#### WHAT YOU NEED TO DO:
Every record should be written out exactly, with the pictures left out.

>> begin DATA SUPPLIED

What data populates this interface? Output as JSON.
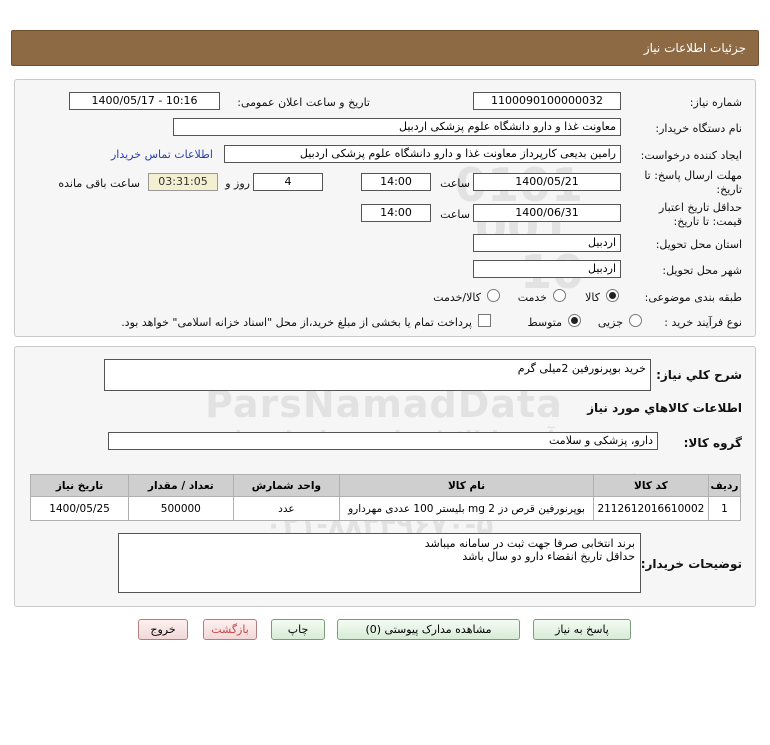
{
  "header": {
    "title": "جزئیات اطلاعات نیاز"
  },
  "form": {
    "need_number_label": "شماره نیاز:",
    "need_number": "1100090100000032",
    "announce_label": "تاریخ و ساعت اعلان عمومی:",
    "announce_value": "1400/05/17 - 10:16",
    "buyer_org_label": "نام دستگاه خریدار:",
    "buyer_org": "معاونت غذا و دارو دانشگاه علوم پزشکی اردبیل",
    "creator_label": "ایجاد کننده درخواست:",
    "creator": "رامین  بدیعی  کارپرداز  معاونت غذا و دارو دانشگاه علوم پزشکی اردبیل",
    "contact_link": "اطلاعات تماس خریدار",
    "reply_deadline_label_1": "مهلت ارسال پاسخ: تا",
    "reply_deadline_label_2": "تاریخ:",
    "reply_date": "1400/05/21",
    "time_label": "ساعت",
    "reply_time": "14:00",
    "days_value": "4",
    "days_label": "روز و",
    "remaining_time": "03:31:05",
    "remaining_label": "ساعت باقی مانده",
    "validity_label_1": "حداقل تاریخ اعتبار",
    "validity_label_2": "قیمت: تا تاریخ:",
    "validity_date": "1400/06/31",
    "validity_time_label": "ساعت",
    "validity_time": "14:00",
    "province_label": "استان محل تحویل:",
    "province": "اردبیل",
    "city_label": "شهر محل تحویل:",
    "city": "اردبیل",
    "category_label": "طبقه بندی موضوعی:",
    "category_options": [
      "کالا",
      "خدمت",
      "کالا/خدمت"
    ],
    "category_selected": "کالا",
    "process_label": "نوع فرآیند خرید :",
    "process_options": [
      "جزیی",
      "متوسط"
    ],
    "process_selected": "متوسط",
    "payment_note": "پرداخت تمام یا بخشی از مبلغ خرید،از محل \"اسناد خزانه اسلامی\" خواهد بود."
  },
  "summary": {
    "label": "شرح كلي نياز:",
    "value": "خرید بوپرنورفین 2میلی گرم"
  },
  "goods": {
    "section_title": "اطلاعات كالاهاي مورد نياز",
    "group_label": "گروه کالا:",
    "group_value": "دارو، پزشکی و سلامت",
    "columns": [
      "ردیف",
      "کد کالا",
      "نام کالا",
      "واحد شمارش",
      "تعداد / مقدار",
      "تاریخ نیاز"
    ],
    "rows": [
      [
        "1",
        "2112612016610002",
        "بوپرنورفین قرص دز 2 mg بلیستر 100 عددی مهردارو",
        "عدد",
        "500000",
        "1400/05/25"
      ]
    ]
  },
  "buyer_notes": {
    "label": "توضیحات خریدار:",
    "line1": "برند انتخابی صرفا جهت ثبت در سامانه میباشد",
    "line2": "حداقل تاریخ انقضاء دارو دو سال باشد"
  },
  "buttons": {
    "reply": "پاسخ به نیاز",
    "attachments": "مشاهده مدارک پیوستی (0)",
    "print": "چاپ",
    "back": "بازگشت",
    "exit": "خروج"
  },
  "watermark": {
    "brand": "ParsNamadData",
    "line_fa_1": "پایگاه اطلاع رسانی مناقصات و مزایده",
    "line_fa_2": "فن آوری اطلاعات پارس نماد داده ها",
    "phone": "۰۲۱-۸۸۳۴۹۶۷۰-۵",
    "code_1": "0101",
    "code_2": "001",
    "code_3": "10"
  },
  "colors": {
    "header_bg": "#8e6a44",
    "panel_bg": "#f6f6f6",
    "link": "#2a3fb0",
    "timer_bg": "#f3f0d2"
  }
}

>> end DATA SUPPLIED

#### WORKED SOLUTION:
What data populates this interface? Output as JSON.
{
  "header": {
    "title": "جزئیات اطلاعات نیاز"
  },
  "form": {
    "need_number_label": "شماره نیاز:",
    "need_number": "1100090100000032",
    "announce_label": "تاریخ و ساعت اعلان عمومی:",
    "announce_value": "1400/05/17 - 10:16",
    "buyer_org_label": "نام دستگاه خریدار:",
    "buyer_org": "معاونت غذا و دارو دانشگاه علوم پزشکی اردبیل",
    "creator_label": "ایجاد کننده درخواست:",
    "creator": "رامین  بدیعی  کارپرداز  معاونت غذا و دارو دانشگاه علوم پزشکی اردبیل",
    "contact_link": "اطلاعات تماس خریدار",
    "reply_deadline_label_1": "مهلت ارسال پاسخ: تا",
    "reply_deadline_label_2": "تاریخ:",
    "reply_date": "1400/05/21",
    "time_label": "ساعت",
    "reply_time": "14:00",
    "days_value": "4",
    "days_label": "روز و",
    "remaining_time": "03:31:05",
    "remaining_label": "ساعت باقی مانده",
    "validity_label_1": "حداقل تاریخ اعتبار",
    "validity_label_2": "قیمت: تا تاریخ:",
    "validity_date": "1400/06/31",
    "validity_time_label": "ساعت",
    "validity_time": "14:00",
    "province_label": "استان محل تحویل:",
    "province": "اردبیل",
    "city_label": "شهر محل تحویل:",
    "city": "اردبیل",
    "category_label": "طبقه بندی موضوعی:",
    "category_options": [
      "کالا",
      "خدمت",
      "کالا/خدمت"
    ],
    "category_selected": "کالا",
    "process_label": "نوع فرآیند خرید :",
    "process_options": [
      "جزیی",
      "متوسط"
    ],
    "process_selected": "متوسط",
    "payment_note": "پرداخت تمام یا بخشی از مبلغ خرید،از محل \"اسناد خزانه اسلامی\" خواهد بود."
  },
  "summary": {
    "label": "شرح كلي نياز:",
    "value": "خرید بوپرنورفین 2میلی گرم"
  },
  "goods": {
    "section_title": "اطلاعات كالاهاي مورد نياز",
    "group_label": "گروه کالا:",
    "group_value": "دارو، پزشکی و سلامت",
    "columns": [
      "ردیف",
      "کد کالا",
      "نام کالا",
      "واحد شمارش",
      "تعداد / مقدار",
      "تاریخ نیاز"
    ],
    "rows": [
      [
        "1",
        "2112612016610002",
        "بوپرنورفین قرص دز 2 mg بلیستر 100 عددی مهردارو",
        "عدد",
        "500000",
        "1400/05/25"
      ]
    ]
  },
  "buyer_notes": {
    "label": "توضیحات خریدار:",
    "line1": "برند انتخابی صرفا جهت ثبت در سامانه میباشد",
    "line2": "حداقل تاریخ انقضاء دارو دو سال باشد"
  },
  "buttons": {
    "reply": "پاسخ به نیاز",
    "attachments": "مشاهده مدارک پیوستی (0)",
    "print": "چاپ",
    "back": "بازگشت",
    "exit": "خروج"
  },
  "watermark": {
    "brand": "ParsNamadData",
    "line_fa_1": "پایگاه اطلاع رسانی مناقصات و مزایده",
    "line_fa_2": "فن آوری اطلاعات پارس نماد داده ها",
    "phone": "۰۲۱-۸۸۳۴۹۶۷۰-۵",
    "code_1": "0101",
    "code_2": "001",
    "code_3": "10"
  },
  "colors": {
    "header_bg": "#8e6a44",
    "panel_bg": "#f6f6f6",
    "link": "#2a3fb0",
    "timer_bg": "#f3f0d2"
  }
}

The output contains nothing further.